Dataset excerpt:
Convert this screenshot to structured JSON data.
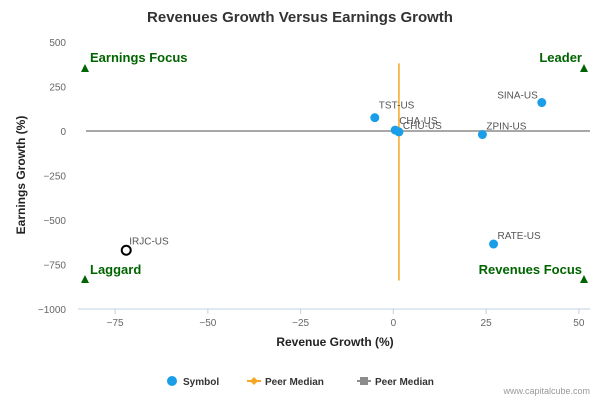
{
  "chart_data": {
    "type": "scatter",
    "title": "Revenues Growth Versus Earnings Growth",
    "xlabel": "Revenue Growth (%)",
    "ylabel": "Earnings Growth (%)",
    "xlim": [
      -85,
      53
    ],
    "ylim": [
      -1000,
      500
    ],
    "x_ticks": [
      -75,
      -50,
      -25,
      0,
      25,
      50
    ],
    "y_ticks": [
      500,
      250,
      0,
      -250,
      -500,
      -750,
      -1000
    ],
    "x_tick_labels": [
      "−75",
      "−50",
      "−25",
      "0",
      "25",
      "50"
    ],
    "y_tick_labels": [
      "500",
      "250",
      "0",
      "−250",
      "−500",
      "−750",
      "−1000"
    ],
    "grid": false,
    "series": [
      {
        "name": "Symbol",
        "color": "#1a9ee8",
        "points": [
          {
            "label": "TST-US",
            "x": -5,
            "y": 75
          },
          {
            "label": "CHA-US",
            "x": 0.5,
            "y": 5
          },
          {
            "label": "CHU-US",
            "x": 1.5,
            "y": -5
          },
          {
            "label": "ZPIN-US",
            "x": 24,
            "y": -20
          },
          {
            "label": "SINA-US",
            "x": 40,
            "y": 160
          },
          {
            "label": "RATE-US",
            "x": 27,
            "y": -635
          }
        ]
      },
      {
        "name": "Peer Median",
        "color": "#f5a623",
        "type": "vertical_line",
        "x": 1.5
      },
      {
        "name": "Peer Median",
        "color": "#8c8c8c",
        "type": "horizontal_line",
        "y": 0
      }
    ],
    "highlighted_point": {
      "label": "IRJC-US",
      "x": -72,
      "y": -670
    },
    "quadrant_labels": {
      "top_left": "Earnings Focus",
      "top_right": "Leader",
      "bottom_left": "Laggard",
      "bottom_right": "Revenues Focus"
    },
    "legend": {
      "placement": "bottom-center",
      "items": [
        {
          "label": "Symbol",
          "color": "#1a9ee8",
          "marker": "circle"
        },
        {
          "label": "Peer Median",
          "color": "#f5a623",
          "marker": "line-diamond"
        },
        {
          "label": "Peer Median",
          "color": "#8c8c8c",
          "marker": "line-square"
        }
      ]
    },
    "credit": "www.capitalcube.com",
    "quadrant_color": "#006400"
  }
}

### [Goal]
Retype all entries exactly as they appear, dropping the images.

### [Answer in full]
Convert this screenshot to structured JSON data.
{
  "chart_data": {
    "type": "scatter",
    "title": "Revenues Growth Versus Earnings Growth",
    "xlabel": "Revenue Growth (%)",
    "ylabel": "Earnings Growth (%)",
    "xlim": [
      -85,
      53
    ],
    "ylim": [
      -1000,
      500
    ],
    "x_ticks": [
      -75,
      -50,
      -25,
      0,
      25,
      50
    ],
    "y_ticks": [
      500,
      250,
      0,
      -250,
      -500,
      -750,
      -1000
    ],
    "x_tick_labels": [
      "−75",
      "−50",
      "−25",
      "0",
      "25",
      "50"
    ],
    "y_tick_labels": [
      "500",
      "250",
      "0",
      "−250",
      "−500",
      "−750",
      "−1000"
    ],
    "grid": false,
    "series": [
      {
        "name": "Symbol",
        "color": "#1a9ee8",
        "points": [
          {
            "label": "TST-US",
            "x": -5,
            "y": 75
          },
          {
            "label": "CHA-US",
            "x": 0.5,
            "y": 5
          },
          {
            "label": "CHU-US",
            "x": 1.5,
            "y": -5
          },
          {
            "label": "ZPIN-US",
            "x": 24,
            "y": -20
          },
          {
            "label": "SINA-US",
            "x": 40,
            "y": 160
          },
          {
            "label": "RATE-US",
            "x": 27,
            "y": -635
          }
        ]
      },
      {
        "name": "Peer Median",
        "color": "#f5a623",
        "type": "vertical_line",
        "x": 1.5
      },
      {
        "name": "Peer Median",
        "color": "#8c8c8c",
        "type": "horizontal_line",
        "y": 0
      }
    ],
    "highlighted_point": {
      "label": "IRJC-US",
      "x": -72,
      "y": -670
    },
    "quadrant_labels": {
      "top_left": "Earnings Focus",
      "top_right": "Leader",
      "bottom_left": "Laggard",
      "bottom_right": "Revenues Focus"
    },
    "legend": {
      "placement": "bottom-center",
      "items": [
        {
          "label": "Symbol",
          "color": "#1a9ee8",
          "marker": "circle"
        },
        {
          "label": "Peer Median",
          "color": "#f5a623",
          "marker": "line-diamond"
        },
        {
          "label": "Peer Median",
          "color": "#8c8c8c",
          "marker": "line-square"
        }
      ]
    },
    "credit": "www.capitalcube.com",
    "quadrant_color": "#006400"
  }
}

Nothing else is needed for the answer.